--- Exercise details ---
Each line that follows should be printed again exactly as it stands.

--- Records supplied ---
-- Begin --

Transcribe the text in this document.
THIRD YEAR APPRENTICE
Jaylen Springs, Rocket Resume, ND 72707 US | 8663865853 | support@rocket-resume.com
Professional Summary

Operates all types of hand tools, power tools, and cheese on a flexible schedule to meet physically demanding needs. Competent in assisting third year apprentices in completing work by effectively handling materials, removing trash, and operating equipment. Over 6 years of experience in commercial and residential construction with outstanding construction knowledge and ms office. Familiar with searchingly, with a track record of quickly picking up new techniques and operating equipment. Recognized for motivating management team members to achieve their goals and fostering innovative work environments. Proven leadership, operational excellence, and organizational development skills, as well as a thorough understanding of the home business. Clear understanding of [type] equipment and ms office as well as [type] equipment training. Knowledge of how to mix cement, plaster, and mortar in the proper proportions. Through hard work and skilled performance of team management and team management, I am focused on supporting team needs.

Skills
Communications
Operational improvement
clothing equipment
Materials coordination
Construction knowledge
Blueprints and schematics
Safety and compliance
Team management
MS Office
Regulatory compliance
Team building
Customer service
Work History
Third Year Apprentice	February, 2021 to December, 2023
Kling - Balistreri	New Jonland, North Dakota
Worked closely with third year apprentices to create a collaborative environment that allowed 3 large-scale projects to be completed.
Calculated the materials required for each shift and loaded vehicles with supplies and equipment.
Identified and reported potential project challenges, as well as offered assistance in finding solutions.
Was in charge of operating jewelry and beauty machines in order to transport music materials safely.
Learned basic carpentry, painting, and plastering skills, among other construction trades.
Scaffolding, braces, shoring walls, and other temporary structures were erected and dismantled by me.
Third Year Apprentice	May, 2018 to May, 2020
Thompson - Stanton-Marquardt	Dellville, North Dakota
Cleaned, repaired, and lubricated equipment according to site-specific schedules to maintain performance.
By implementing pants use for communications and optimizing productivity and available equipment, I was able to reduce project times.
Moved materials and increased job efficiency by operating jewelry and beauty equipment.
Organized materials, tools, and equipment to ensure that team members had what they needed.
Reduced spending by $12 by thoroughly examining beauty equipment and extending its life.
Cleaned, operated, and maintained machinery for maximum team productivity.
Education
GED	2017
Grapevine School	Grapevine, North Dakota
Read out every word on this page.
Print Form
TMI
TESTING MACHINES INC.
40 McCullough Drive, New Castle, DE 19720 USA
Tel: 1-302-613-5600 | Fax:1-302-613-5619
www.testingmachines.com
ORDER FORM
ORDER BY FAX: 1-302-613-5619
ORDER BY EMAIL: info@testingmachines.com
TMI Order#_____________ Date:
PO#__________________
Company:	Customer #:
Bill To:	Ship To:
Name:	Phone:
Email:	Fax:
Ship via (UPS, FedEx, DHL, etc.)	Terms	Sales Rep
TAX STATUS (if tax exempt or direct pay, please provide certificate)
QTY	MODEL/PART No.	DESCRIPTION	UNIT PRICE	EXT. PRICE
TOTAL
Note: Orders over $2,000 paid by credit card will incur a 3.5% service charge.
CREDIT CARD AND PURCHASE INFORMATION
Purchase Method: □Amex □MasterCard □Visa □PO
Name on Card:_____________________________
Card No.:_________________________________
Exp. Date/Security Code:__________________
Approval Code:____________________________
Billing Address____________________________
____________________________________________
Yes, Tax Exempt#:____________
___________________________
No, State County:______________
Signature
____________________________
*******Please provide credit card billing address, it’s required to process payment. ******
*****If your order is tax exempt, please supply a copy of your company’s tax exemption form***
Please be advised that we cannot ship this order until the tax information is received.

-- End --

--- Result below ---
Transcribe the text in this document.
THIRD YEAR APPRENTICE
Jaylen Springs, Rocket Resume, ND 72707 US | 8663865853 | support@rocket-resume.com
Professional Summary

Operates all types of hand tools, power tools, and cheese on a flexible schedule to meet physically demanding needs. Competent in assisting third year apprentices in completing work by effectively handling materials, removing trash, and operating equipment. Over 6 years of experience in commercial and residential construction with outstanding construction knowledge and ms office. Familiar with searchingly, with a track record of quickly picking up new techniques and operating equipment. Recognized for motivating management team members to achieve their goals and fostering innovative work environments. Proven leadership, operational excellence, and organizational development skills, as well as a thorough understanding of the home business. Clear understanding of [type] equipment and ms office as well as [type] equipment training. Knowledge of how to mix cement, plaster, and mortar in the proper proportions. Through hard work and skilled performance of team management and team management, I am focused on supporting team needs.

Skills
Communications
Operational improvement
clothing equipment
Materials coordination
Construction knowledge
Blueprints and schematics
Safety and compliance
Team management
MS Office
Regulatory compliance
Team building
Customer service
Work History
Third Year Apprentice	February, 2021 to December, 2023
Kling - Balistreri	New Jonland, North Dakota
Worked closely with third year apprentices to create a collaborative environment that allowed 3 large-scale projects to be completed.
Calculated the materials required for each shift and loaded vehicles with supplies and equipment.
Identified and reported potential project challenges, as well as offered assistance in finding solutions.
Was in charge of operating jewelry and beauty machines in order to transport music materials safely.
Learned basic carpentry, painting, and plastering skills, among other construction trades.
Scaffolding, braces, shoring walls, and other temporary structures were erected and dismantled by me.
Third Year Apprentice	May, 2018 to May, 2020
Thompson - Stanton-Marquardt	Dellville, North Dakota
Cleaned, repaired, and lubricated equipment according to site-specific schedules to maintain performance.
By implementing pants use for communications and optimizing productivity and available equipment, I was able to reduce project times.
Moved materials and increased job efficiency by operating jewelry and beauty equipment.
Organized materials, tools, and equipment to ensure that team members had what they needed.
Reduced spending by $12 by thoroughly examining beauty equipment and extending its life.
Cleaned, operated, and maintained machinery for maximum team productivity.
Education
GED	2017
Grapevine School	Grapevine, North Dakota
Read out every word on this page.
Print Form
TMI
TESTING MACHINES INC.
40 McCullough Drive, New Castle, DE 19720 USA
Tel: 1-302-613-5600 | Fax:1-302-613-5619
www.testingmachines.com
ORDER FORM
ORDER BY FAX: 1-302-613-5619
ORDER BY EMAIL: info@testingmachines.com
TMI Order#_____________ Date:
PO#__________________
Company:	Customer #:
Bill To:	Ship To:
Name:	Phone:
Email:	Fax:
Ship via (UPS, FedEx, DHL, etc.)	Terms	Sales Rep
TAX STATUS (if tax exempt or direct pay, please provide certificate)
QTY	MODEL/PART No.	DESCRIPTION	UNIT PRICE	EXT. PRICE
TOTAL
Note: Orders over $2,000 paid by credit card will incur a 3.5% service charge.
CREDIT CARD AND PURCHASE INFORMATION
Purchase Method: □Amex □MasterCard □Visa □PO
Name on Card:_____________________________
Card No.:_________________________________
Exp. Date/Security Code:__________________
Approval Code:____________________________
Billing Address____________________________
____________________________________________
Yes, Tax Exempt#:____________
___________________________
No, State County:______________
Signature
____________________________
*******Please provide credit card billing address, it’s required to process payment. ******
*****If your order is tax exempt, please supply a copy of your company’s tax exemption form***
Please be advised that we cannot ship this order until the tax information is received.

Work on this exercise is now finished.